• _THE REQUEST_
Pictures don't belong in the copy. Set down the lines from the one containing "Transcribe the text in this document." through the last line, exactly as they are.

• _RECORDS FOR THIS TASK_
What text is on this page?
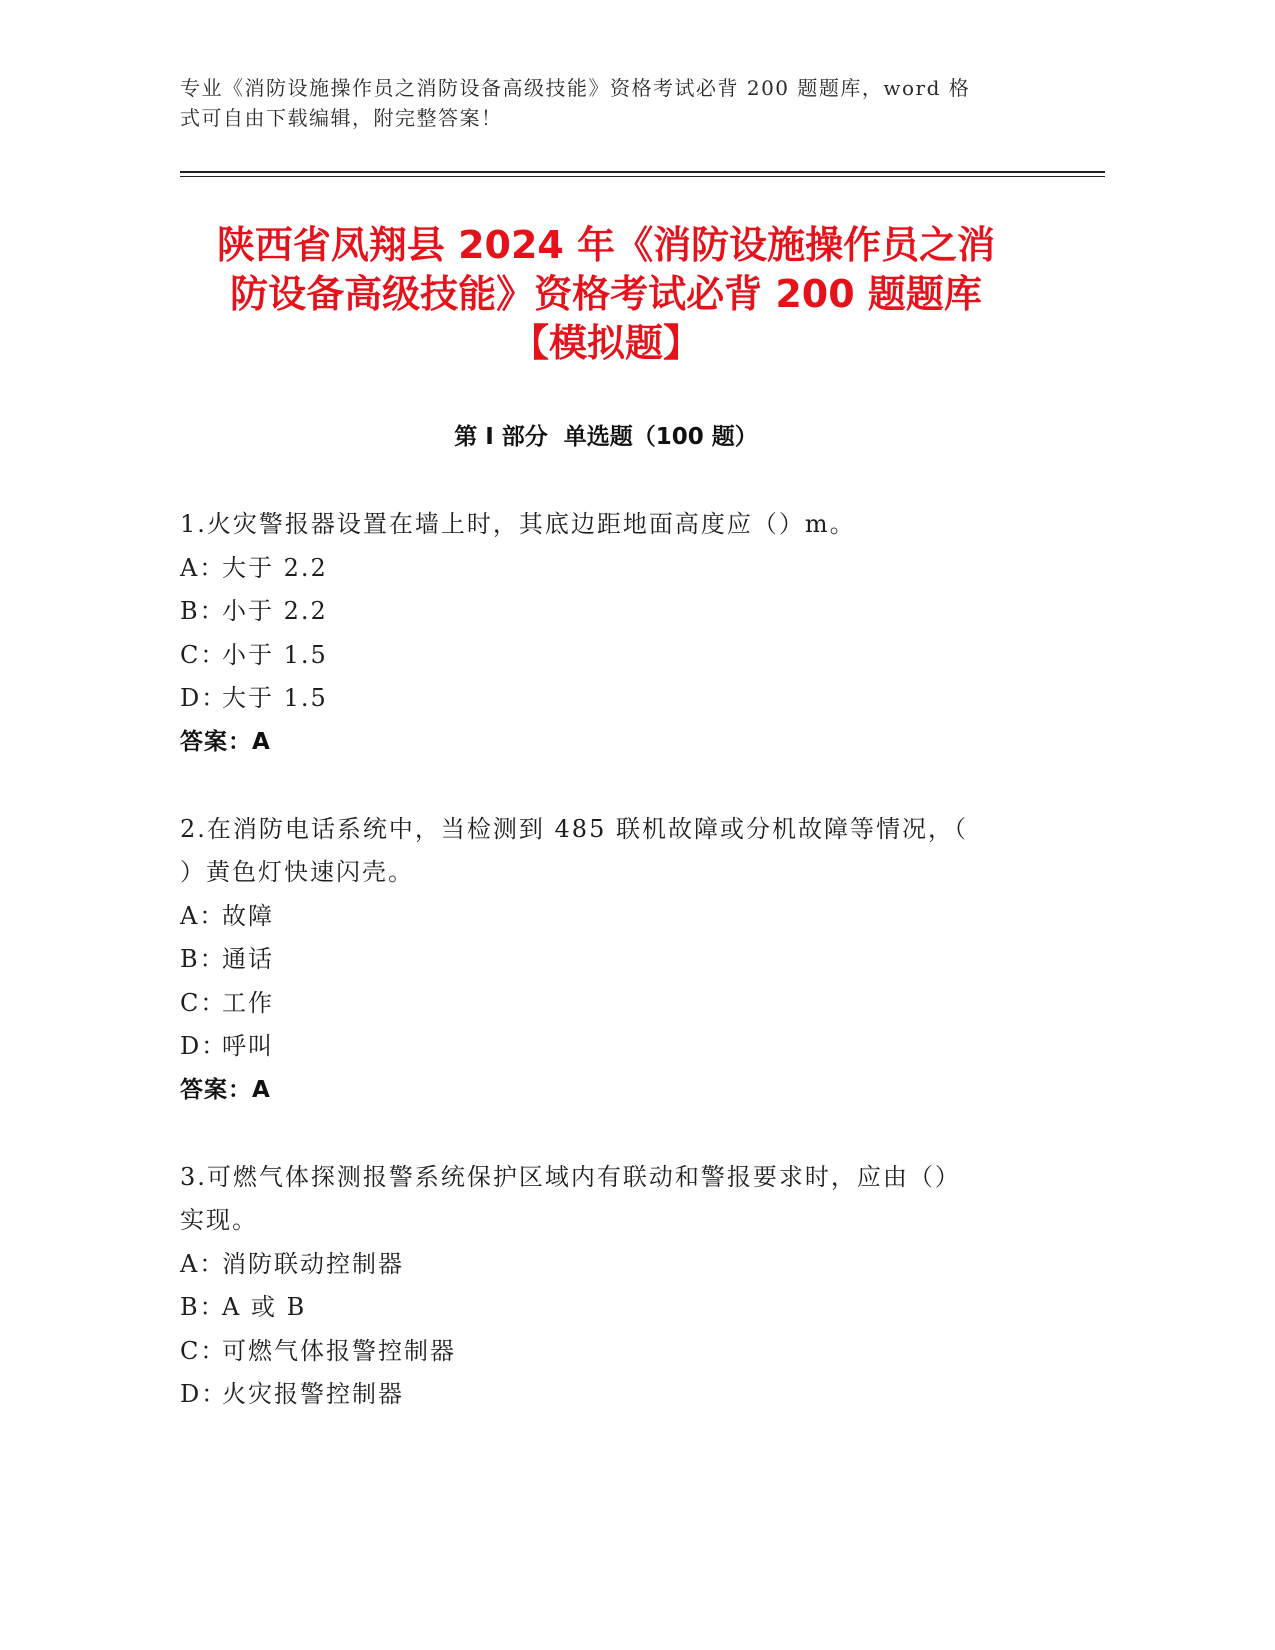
专业《消防设施操作员之消防设备高级技能》资格考试必背 200 题题库，word 格
式可自由下载编辑，附完整答案！
陕西省凤翔县 2024 年《消防设施操作员之消
防设备高级技能》资格考试必背 200 题题库
【模拟题】
第 I 部分  单选题（100 题）

1.火灾警报器设置在墙上时，其底边距地面高度应（）m。

A：大于 2.2
B：小于 2.2
C：小于 1.5
D：大于 1.5
答案：A

2.在消防电话系统中，当检测到 485 联机故障或分机故障等情况，（
）黄色灯快速闪壳。

A：故障
B：通话
C：工作
D：呼叫
答案：A

3.可燃气体探测报警系统保护区域内有联动和警报要求时，应由（）
实现。

A：消防联动控制器
B：A 或 B
C：可燃气体报警控制器
D：火灾报警控制器
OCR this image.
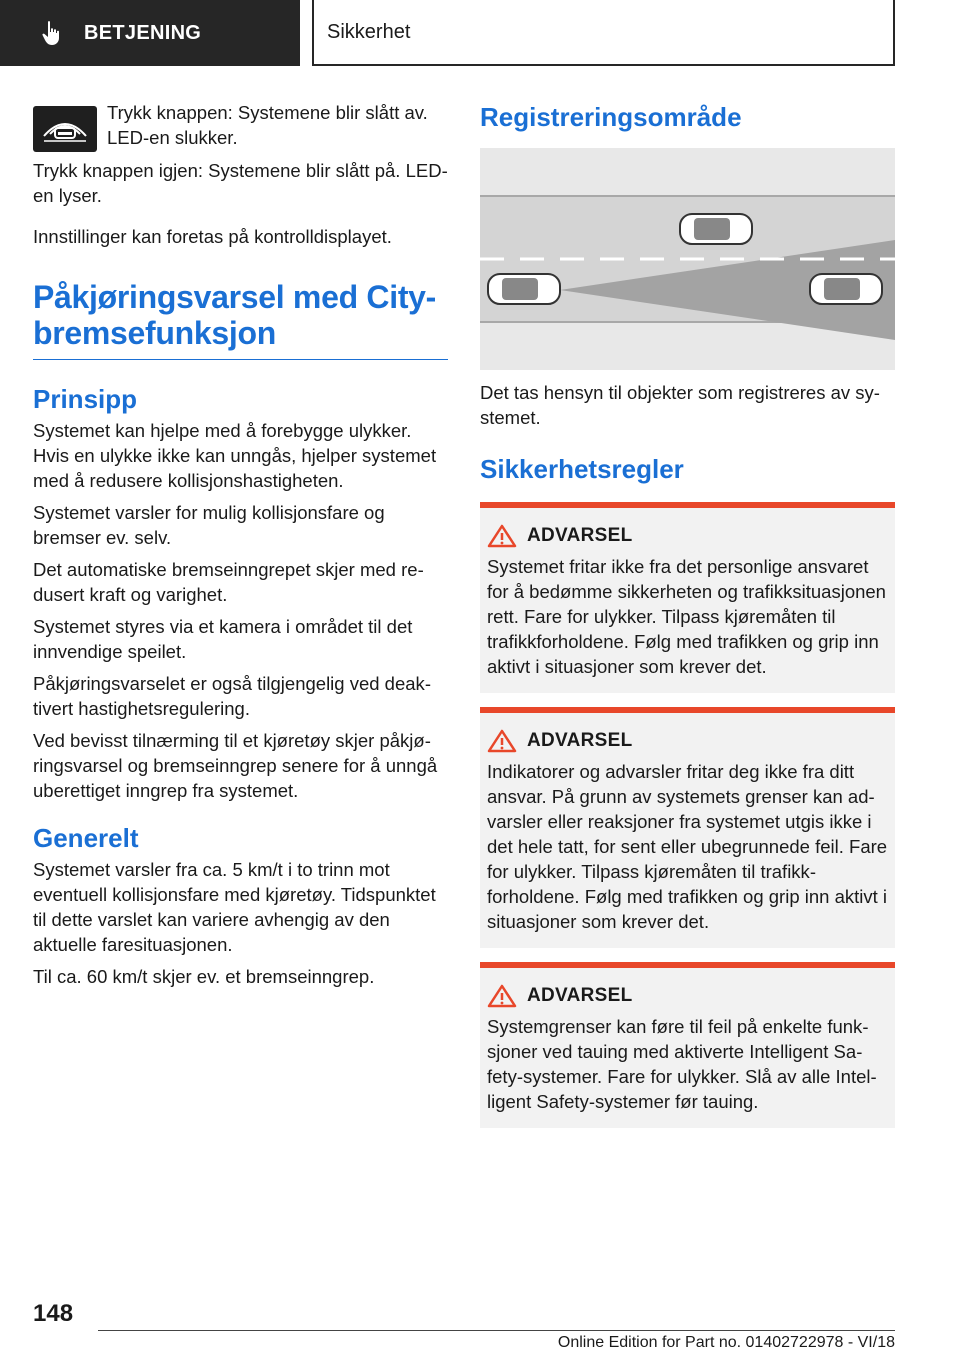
BETJENING	Sikkerhet

Trykk knappen: Systemene blir slått av. LED-en slukker.

Trykk knappen igjen: Systemene blir slått på. LED-en lyser.

Innstillinger kan foretas på kontrolldisplayet.

Påkjøringsvarsel med City-bremsefunksjon
Prinsipp

Systemet kan hjelpe med å forebygge ulykker. Hvis en ulykke ikke kan unngås, hjelper systemet med å redusere kollisjonshastigheten.

Systemet varsler for mulig kollisjonsfare og bremser ev. selv.

Det automatiske bremseinngrepet skjer med redusert kraft og varighet.

Systemet styres via et kamera i området til det innvendige speilet.

Påkjøringsvarselet er også tilgjengelig ved deaktivert hastighetsregulering.

Ved bevisst tilnærming til et kjøretøy skjer påkjøringsvarsel og bremseinngrep senere for å unngå uberettiget inngrep fra systemet.

Generelt

Systemet varsler fra ca. 5 km/t i to trinn mot eventuell kollisjonsfare med kjøretøy. Tidspunktet til dette varslet kan variere avhengig av den aktuelle faresituasjonen.

Til ca. 60 km/t skjer ev. et bremseinngrep.

Registreringsområde

Det tas hensyn til objekter som registreres av systemet.

Sikkerhetsregler
ADVARSEL

Systemet fritar ikke fra det personlige ansvaret for å bedømme sikkerheten og trafikksituasjonen rett. Fare for ulykker. Tilpass kjøremåten til trafikkforholdene. Følg med trafikken og grip inn aktivt i situasjoner som krever det.

ADVARSEL

Indikatorer og advarsler fritar deg ikke fra ditt ansvar. På grunn av systemets grenser kan advarsler eller reaksjoner fra systemet utgis ikke i det hele tatt, for sent eller ubegrunnede feil. Fare for ulykker. Tilpass kjøremåten til trafikkforholdene. Følg med trafikken og grip inn aktivt i situasjoner som krever det.

ADVARSEL

Systemgrenser kan føre til feil på enkelte funksjoner ved tauing med aktiverte Intelligent Safety-systemer. Fare for ulykker. Slå av alle Intelligent Safety-systemer før tauing.

148
Online Edition for Part no. 01402722978 - VI/18
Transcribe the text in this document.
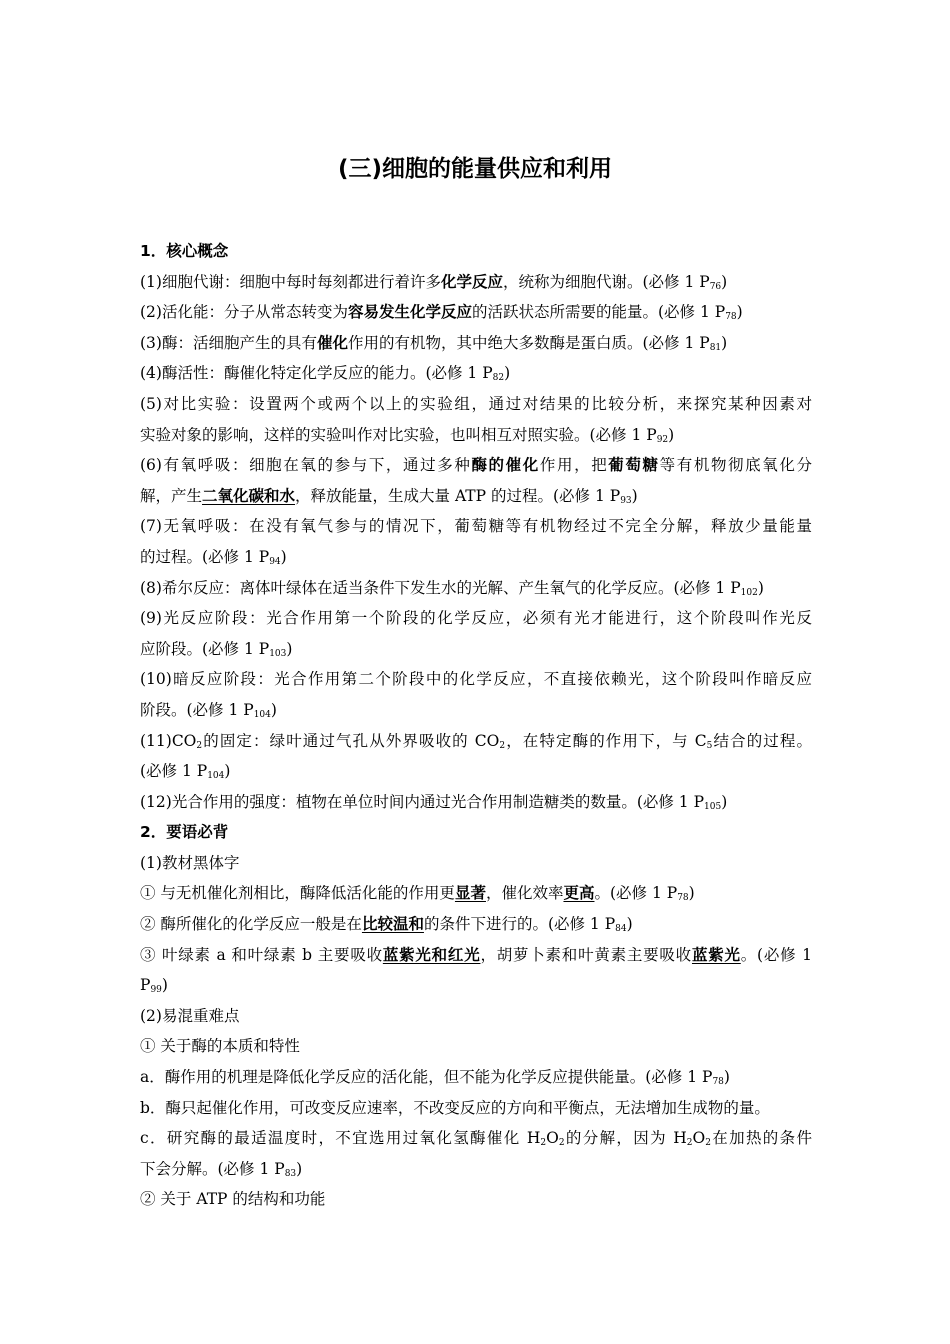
(三)细胞的能量供应和利用
1．核心概念
(1)细胞代谢：细胞中每时每刻都进行着许多化学反应，统称为细胞代谢。(必修 1 $P_{76}$)
(2)活化能：分子从常态转变为容易发生化学反应的活跃状态所需要的能量。(必修 1 $P_{78}$)
(3)酶：活细胞产生的具有催化作用的有机物，其中绝大多数酶是蛋白质。(必修 1 $P_{81}$)
(4)酶活性：酶催化特定化学反应的能力。(必修 1 $P_{82}$)
(5)对比实验：设置两个或两个以上的实验组，通过对结果的比较分析，来探究某种因素对
实验对象的影响，这样的实验叫作对比实验，也叫相互对照实验。(必修 1 $P_{92}$)
(6)有氧呼吸：细胞在氧的参与下，通过多种酶的催化作用，把葡萄糖等有机物彻底氧化分
解，产生二氧化碳和水，释放能量，生成大量 ATP 的过程。(必修 1 $P_{93}$)
(7)无氧呼吸：在没有氧气参与的情况下，葡萄糖等有机物经过不完全分解，释放少量能量
的过程。(必修 1 $P_{94}$)
(8)希尔反应：离体叶绿体在适当条件下发生水的光解、产生氧气的化学反应。(必修 1 $P_{102}$)
(9)光反应阶段：光合作用第一个阶段的化学反应，必须有光才能进行，这个阶段叫作光反
应阶段。(必修 1 $P_{103}$)
(10)暗反应阶段：光合作用第二个阶段中的化学反应，不直接依赖光，这个阶段叫作暗反应
阶段。(必修 1 $P_{104}$)
$(11)CO_2$的固定：绿叶通过气孔从外界吸收的 $CO_2$，在特定酶的作用下，与 $C_5$结合的过程。
(必修 1 $P_{104}$)
(12)光合作用的强度：植物在单位时间内通过光合作用制造糖类的数量。(必修 1 $P_{105}$)
2．要语必背
(1)教材黑体字
① 与无机催化剂相比，酶降低活化能的作用更显著，催化效率更高。(必修 1 $P_{78}$)
② 酶所催化的化学反应一般是在比较温和的条件下进行的。(必修 1 $P_{84}$)
③ 叶绿素 a 和叶绿素 b 主要吸收蓝紫光和红光，胡萝卜素和叶黄素主要吸收蓝紫光。(必修 1
$P_{99}$)
(2)易混重难点
① 关于酶的本质和特性
a．酶作用的机理是降低化学反应的活化能，但不能为化学反应提供能量。(必修 1 $P_{78}$)
b．酶只起催化作用，可改变反应速率，不改变反应的方向和平衡点，无法增加生成物的量。
c．研究酶的最适温度时，不宜选用过氧化氢酶催化 $H_2O_2$的分解，因为 $H_2O_2$在加热的条件
下会分解。(必修 1 $P_{83}$)
② 关于 ATP 的结构和功能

• _CORRECT RESPONSE_
Transcribe the text in this document.
(三)细胞的能量供应和利用
1．核心概念
(1)细胞代谢：细胞中每时每刻都进行着许多化学反应，统称为细胞代谢。(必修 1 $P_{76}$)
(2)活化能：分子从常态转变为容易发生化学反应的活跃状态所需要的能量。(必修 1 $P_{78}$)
(3)酶：活细胞产生的具有催化作用的有机物，其中绝大多数酶是蛋白质。(必修 1 $P_{81}$)
(4)酶活性：酶催化特定化学反应的能力。(必修 1 $P_{82}$)
(5)对比实验：设置两个或两个以上的实验组，通过对结果的比较分析，来探究某种因素对
实验对象的影响，这样的实验叫作对比实验，也叫相互对照实验。(必修 1 $P_{92}$)
(6)有氧呼吸：细胞在氧的参与下，通过多种酶的催化作用，把葡萄糖等有机物彻底氧化分
解，产生二氧化碳和水，释放能量，生成大量 ATP 的过程。(必修 1 $P_{93}$)
(7)无氧呼吸：在没有氧气参与的情况下，葡萄糖等有机物经过不完全分解，释放少量能量
的过程。(必修 1 $P_{94}$)
(8)希尔反应：离体叶绿体在适当条件下发生水的光解、产生氧气的化学反应。(必修 1 $P_{102}$)
(9)光反应阶段：光合作用第一个阶段的化学反应，必须有光才能进行，这个阶段叫作光反
应阶段。(必修 1 $P_{103}$)
(10)暗反应阶段：光合作用第二个阶段中的化学反应，不直接依赖光，这个阶段叫作暗反应
阶段。(必修 1 $P_{104}$)
$(11)CO_2$的固定：绿叶通过气孔从外界吸收的 $CO_2$，在特定酶的作用下，与 $C_5$结合的过程。
(必修 1 $P_{104}$)
(12)光合作用的强度：植物在单位时间内通过光合作用制造糖类的数量。(必修 1 $P_{105}$)
2．要语必背
(1)教材黑体字
① 与无机催化剂相比，酶降低活化能的作用更显著，催化效率更高。(必修 1 $P_{78}$)
② 酶所催化的化学反应一般是在比较温和的条件下进行的。(必修 1 $P_{84}$)
③ 叶绿素 a 和叶绿素 b 主要吸收蓝紫光和红光，胡萝卜素和叶黄素主要吸收蓝紫光。(必修 1
$P_{99}$)
(2)易混重难点
① 关于酶的本质和特性
a．酶作用的机理是降低化学反应的活化能，但不能为化学反应提供能量。(必修 1 $P_{78}$)
b．酶只起催化作用，可改变反应速率，不改变反应的方向和平衡点，无法增加生成物的量。
c．研究酶的最适温度时，不宜选用过氧化氢酶催化 $H_2O_2$的分解，因为 $H_2O_2$在加热的条件
下会分解。(必修 1 $P_{83}$)
② 关于 ATP 的结构和功能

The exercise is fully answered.